=== Listing ===
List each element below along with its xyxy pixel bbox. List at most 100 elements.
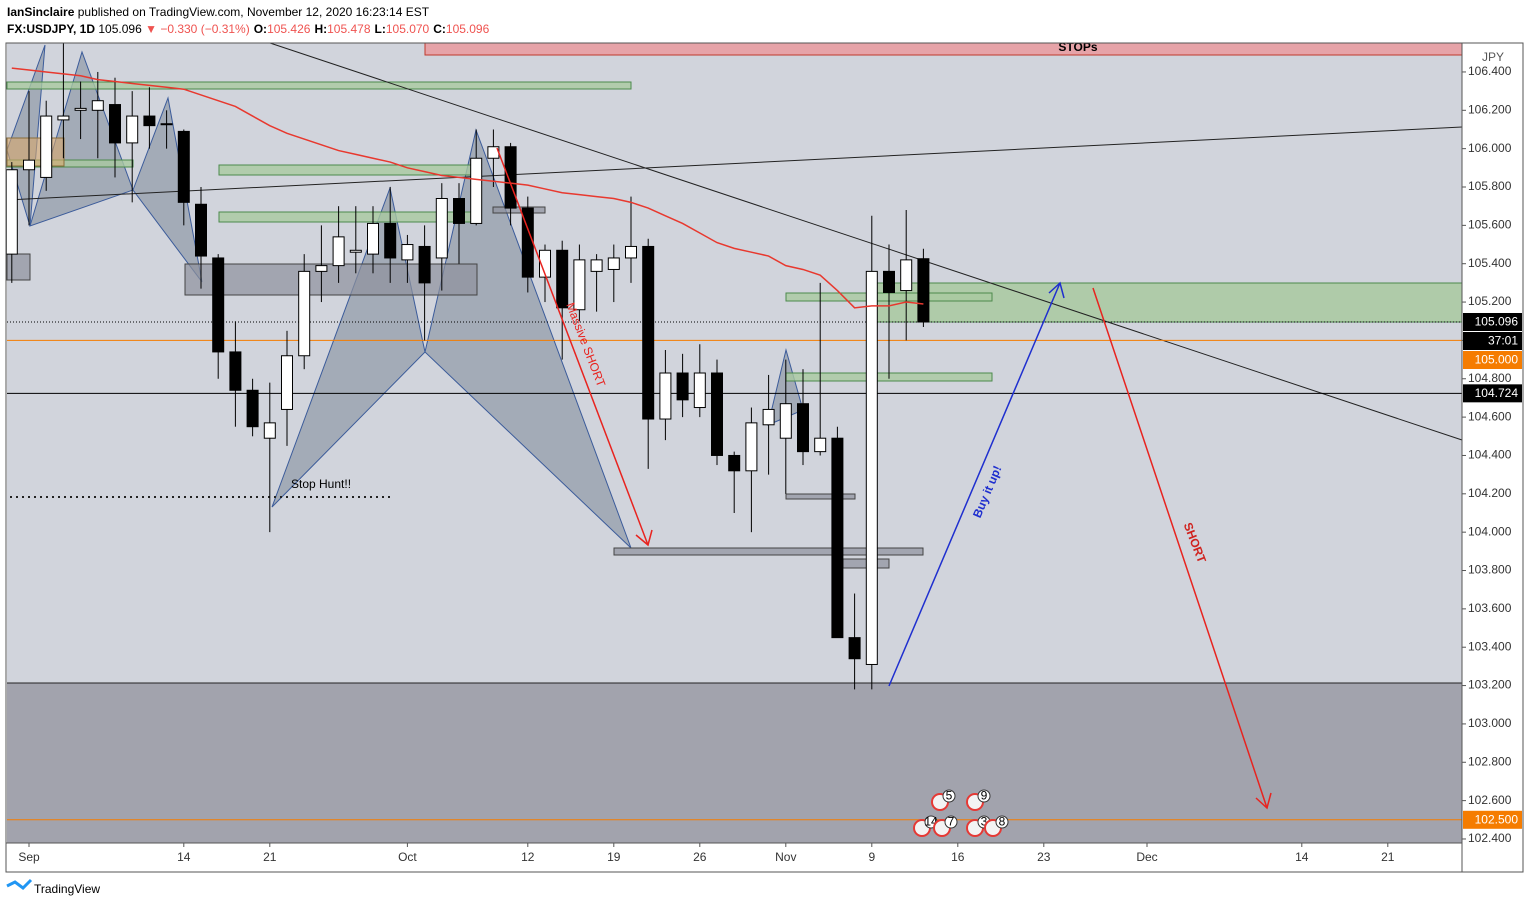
y-tick-label: 103.800 bbox=[1468, 563, 1512, 577]
candle-body bbox=[229, 351, 242, 391]
x-tick-label: 23 bbox=[1037, 850, 1051, 864]
candle-body bbox=[882, 270, 895, 293]
brand-logo bbox=[6, 878, 33, 890]
y-tick-label: 102.400 bbox=[1468, 831, 1512, 845]
candle-body bbox=[280, 355, 293, 410]
candle-body bbox=[762, 408, 775, 426]
candle-body bbox=[728, 454, 741, 472]
arrow-head bbox=[635, 529, 653, 547]
candle-body bbox=[676, 372, 689, 401]
candle-body bbox=[74, 107, 87, 111]
event-count: 8 bbox=[999, 815, 1006, 829]
candle-body bbox=[126, 115, 139, 144]
x-tick-label: 14 bbox=[177, 850, 191, 864]
level-box bbox=[6, 253, 31, 281]
candle-body bbox=[349, 249, 362, 253]
y-tick-label: 106.400 bbox=[1468, 64, 1512, 78]
x-tick-label: 9 bbox=[868, 850, 875, 864]
candle-body bbox=[5, 169, 18, 255]
chart-frame bbox=[5, 42, 1524, 873]
candle-body bbox=[143, 115, 156, 127]
candle-body bbox=[745, 422, 758, 472]
published: published on TradingView.com, November 1… bbox=[78, 5, 430, 19]
candle-body bbox=[538, 249, 551, 278]
x-tick-label: 16 bbox=[951, 850, 965, 864]
countdown: 37:01 bbox=[1488, 334, 1518, 348]
event-badge bbox=[942, 789, 956, 803]
candle-body bbox=[573, 259, 586, 311]
y-tick-label: 103.000 bbox=[1468, 716, 1512, 730]
arrows bbox=[496, 147, 1272, 810]
arrow bbox=[888, 282, 1061, 687]
candle-body bbox=[177, 130, 190, 203]
price-label: 102.500 bbox=[1475, 812, 1519, 826]
candle-body bbox=[160, 123, 173, 126]
y-tick-label: 105.800 bbox=[1468, 179, 1512, 193]
candle-body bbox=[212, 257, 225, 353]
x-tick-label: 21 bbox=[1381, 850, 1395, 864]
event-badge bbox=[944, 815, 958, 829]
candle-body bbox=[607, 257, 620, 270]
candle-body bbox=[624, 245, 637, 259]
candle-body bbox=[22, 159, 35, 171]
level-box bbox=[184, 263, 478, 296]
event-badge bbox=[995, 815, 1009, 829]
price-label: 104.724 bbox=[1475, 386, 1519, 400]
y-tick-label: 103.400 bbox=[1468, 639, 1512, 653]
candle-body bbox=[556, 249, 569, 309]
candle-body bbox=[366, 222, 379, 255]
candle-body bbox=[865, 270, 878, 665]
candle-body bbox=[693, 372, 706, 409]
candle-body bbox=[796, 403, 809, 453]
y-tick-label: 105.200 bbox=[1468, 294, 1512, 308]
symbol-line: FX:USDJPY, 1D 105.096 ▼ −0.330 (−0.31%) O… bbox=[7, 22, 490, 36]
price-label: 105.000 bbox=[1475, 353, 1519, 367]
event-count: 9 bbox=[981, 789, 988, 803]
stop-hunt-label: Stop Hunt!! bbox=[291, 477, 351, 491]
stops-zone bbox=[424, 42, 1463, 56]
gray-levels bbox=[6, 206, 924, 569]
y-tick-label: 103.600 bbox=[1468, 601, 1512, 615]
candle-body bbox=[504, 146, 517, 209]
moving-average bbox=[11, 67, 924, 309]
price-label-box bbox=[1463, 313, 1522, 332]
candle-body bbox=[710, 372, 723, 456]
trendline bbox=[6, 126, 1463, 201]
brand-name: TradingView bbox=[34, 882, 100, 896]
level-box bbox=[6, 81, 632, 90]
candle-body bbox=[435, 198, 448, 259]
x-tick-label: Dec bbox=[1136, 850, 1157, 864]
buy-zone bbox=[871, 282, 1463, 323]
x-tick-label: 21 bbox=[263, 850, 277, 864]
candle-body bbox=[332, 236, 345, 267]
author: IanSinclaire bbox=[7, 5, 75, 19]
y-tick-label: 105.600 bbox=[1468, 218, 1512, 232]
arrow-head bbox=[1048, 281, 1065, 299]
event-count: 3 bbox=[981, 815, 988, 829]
ohlc-value: 105.426 bbox=[267, 22, 311, 36]
y-tick-label: 106.000 bbox=[1468, 141, 1512, 155]
candle-body bbox=[470, 157, 483, 224]
time-axis bbox=[7, 843, 1462, 872]
arrow bbox=[1092, 287, 1268, 809]
arrow-head bbox=[1255, 792, 1272, 810]
ohlc-label: H: bbox=[314, 22, 327, 36]
y-tick-label: 104.000 bbox=[1468, 524, 1512, 538]
level-box bbox=[613, 547, 924, 556]
event-badge bbox=[977, 789, 991, 803]
stops-label: STOPs bbox=[1058, 40, 1097, 54]
x-tick-label: Oct bbox=[398, 850, 417, 864]
candle-body bbox=[194, 203, 207, 257]
price-axis bbox=[1462, 43, 1523, 872]
x-tick-label: 19 bbox=[607, 850, 621, 864]
x-tick-label: Nov bbox=[775, 850, 796, 864]
candle-body bbox=[40, 115, 53, 178]
x-tick-label: 12 bbox=[521, 850, 535, 864]
x-tick-label: 26 bbox=[693, 850, 707, 864]
y-tick-label: 103.200 bbox=[1468, 678, 1512, 692]
axes: 106.400 106.200 106.000 105.800 105.600 105.4… bbox=[18, 64, 1522, 864]
candle-body bbox=[91, 100, 104, 111]
candle-body bbox=[401, 244, 414, 261]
===
Copy every line of the entries above word for word, leaving out the pictures.

**Reply:**
List each element below along with its xyxy pixel bbox. List at most 100 elements.
y-tick-label: 103.800 bbox=[1468, 563, 1512, 577]
candle-body bbox=[229, 351, 242, 391]
x-tick-label: 23 bbox=[1037, 850, 1051, 864]
candle-body bbox=[882, 270, 895, 293]
brand-logo bbox=[6, 878, 33, 890]
y-tick-label: 102.400 bbox=[1468, 831, 1512, 845]
candle-body bbox=[280, 355, 293, 410]
candle-body bbox=[762, 408, 775, 426]
candle-body bbox=[728, 454, 741, 472]
arrow-head bbox=[635, 529, 653, 547]
candle-body bbox=[676, 372, 689, 401]
candle-body bbox=[74, 107, 87, 111]
event-count: 8 bbox=[999, 815, 1006, 829]
candle-body bbox=[126, 115, 139, 144]
x-tick-label: 14 bbox=[177, 850, 191, 864]
level-box bbox=[6, 253, 31, 281]
candle-body bbox=[349, 249, 362, 253]
y-tick-label: 106.400 bbox=[1468, 64, 1512, 78]
x-tick-label: 9 bbox=[868, 850, 875, 864]
candle-body bbox=[5, 169, 18, 255]
chart-frame bbox=[5, 42, 1524, 873]
candle-body bbox=[143, 115, 156, 127]
candle-body bbox=[745, 422, 758, 472]
published: published on TradingView.com, November 1… bbox=[78, 5, 430, 19]
candle-body bbox=[538, 249, 551, 278]
x-tick-label: 16 bbox=[951, 850, 965, 864]
countdown: 37:01 bbox=[1488, 334, 1518, 348]
event-badge bbox=[942, 789, 956, 803]
candle-body bbox=[573, 259, 586, 311]
y-tick-label: 103.000 bbox=[1468, 716, 1512, 730]
arrows bbox=[496, 147, 1272, 810]
arrow bbox=[888, 282, 1061, 687]
candle-body bbox=[177, 130, 190, 203]
price-label: 102.500 bbox=[1475, 812, 1519, 826]
candle-body bbox=[160, 123, 173, 126]
y-tick-label: 105.800 bbox=[1468, 179, 1512, 193]
candle-body bbox=[212, 257, 225, 353]
x-tick-label: 21 bbox=[1381, 850, 1395, 864]
event-badge bbox=[944, 815, 958, 829]
candle-body bbox=[607, 257, 620, 270]
candle-body bbox=[624, 245, 637, 259]
candle-body bbox=[22, 159, 35, 171]
level-box bbox=[184, 263, 478, 296]
event-badge bbox=[995, 815, 1009, 829]
price-label: 104.724 bbox=[1475, 386, 1519, 400]
y-tick-label: 103.400 bbox=[1468, 639, 1512, 653]
candle-body bbox=[556, 249, 569, 309]
candle-body bbox=[366, 222, 379, 255]
candle-body bbox=[865, 270, 878, 665]
candle-body bbox=[693, 372, 706, 409]
candle-body bbox=[796, 403, 809, 453]
y-tick-label: 105.200 bbox=[1468, 294, 1512, 308]
symbol-line: FX:USDJPY, 1D 105.096 ▼ −0.330 (−0.31%) O… bbox=[7, 22, 490, 36]
price-label: 105.000 bbox=[1475, 353, 1519, 367]
event-count: 9 bbox=[981, 789, 988, 803]
stop-hunt-label: Stop Hunt!! bbox=[291, 477, 351, 491]
stops-zone bbox=[424, 42, 1463, 56]
gray-levels bbox=[6, 206, 924, 569]
y-tick-label: 103.600 bbox=[1468, 601, 1512, 615]
candle-body bbox=[504, 146, 517, 209]
moving-average bbox=[11, 67, 924, 309]
price-label-box bbox=[1463, 313, 1522, 332]
candle-body bbox=[710, 372, 723, 456]
trendline bbox=[6, 126, 1463, 201]
brand-name: TradingView bbox=[34, 882, 100, 896]
level-box bbox=[6, 81, 632, 90]
candle-body bbox=[435, 198, 448, 259]
x-tick-label: Dec bbox=[1136, 850, 1157, 864]
buy-zone bbox=[871, 282, 1463, 323]
x-tick-label: 21 bbox=[263, 850, 277, 864]
candle-body bbox=[332, 236, 345, 267]
author: IanSinclaire bbox=[7, 5, 75, 19]
y-tick-label: 105.600 bbox=[1468, 218, 1512, 232]
arrow-head bbox=[1048, 281, 1065, 299]
event-count: 3 bbox=[981, 815, 988, 829]
ohlc-value: 105.426 bbox=[267, 22, 311, 36]
y-tick-label: 106.000 bbox=[1468, 141, 1512, 155]
candle-body bbox=[470, 157, 483, 224]
time-axis bbox=[7, 843, 1462, 872]
arrow bbox=[1092, 287, 1268, 809]
arrow-head bbox=[1255, 792, 1272, 810]
ohlc-label: H: bbox=[314, 22, 327, 36]
y-tick-label: 104.000 bbox=[1468, 524, 1512, 538]
level-box bbox=[613, 547, 924, 556]
event-badge bbox=[977, 789, 991, 803]
stops-label: STOPs bbox=[1058, 40, 1097, 54]
x-tick-label: Oct bbox=[398, 850, 417, 864]
candle-body bbox=[194, 203, 207, 257]
price-axis bbox=[1462, 43, 1523, 872]
x-tick-label: 19 bbox=[607, 850, 621, 864]
x-tick-label: Nov bbox=[775, 850, 796, 864]
candle-body bbox=[40, 115, 53, 178]
x-tick-label: 12 bbox=[521, 850, 535, 864]
x-tick-label: 26 bbox=[693, 850, 707, 864]
y-tick-label: 103.200 bbox=[1468, 678, 1512, 692]
axes: 106.400 106.200 106.000 105.800 105.600 105.4… bbox=[18, 64, 1522, 864]
candle-body bbox=[91, 100, 104, 111]
candle-body bbox=[401, 244, 414, 261]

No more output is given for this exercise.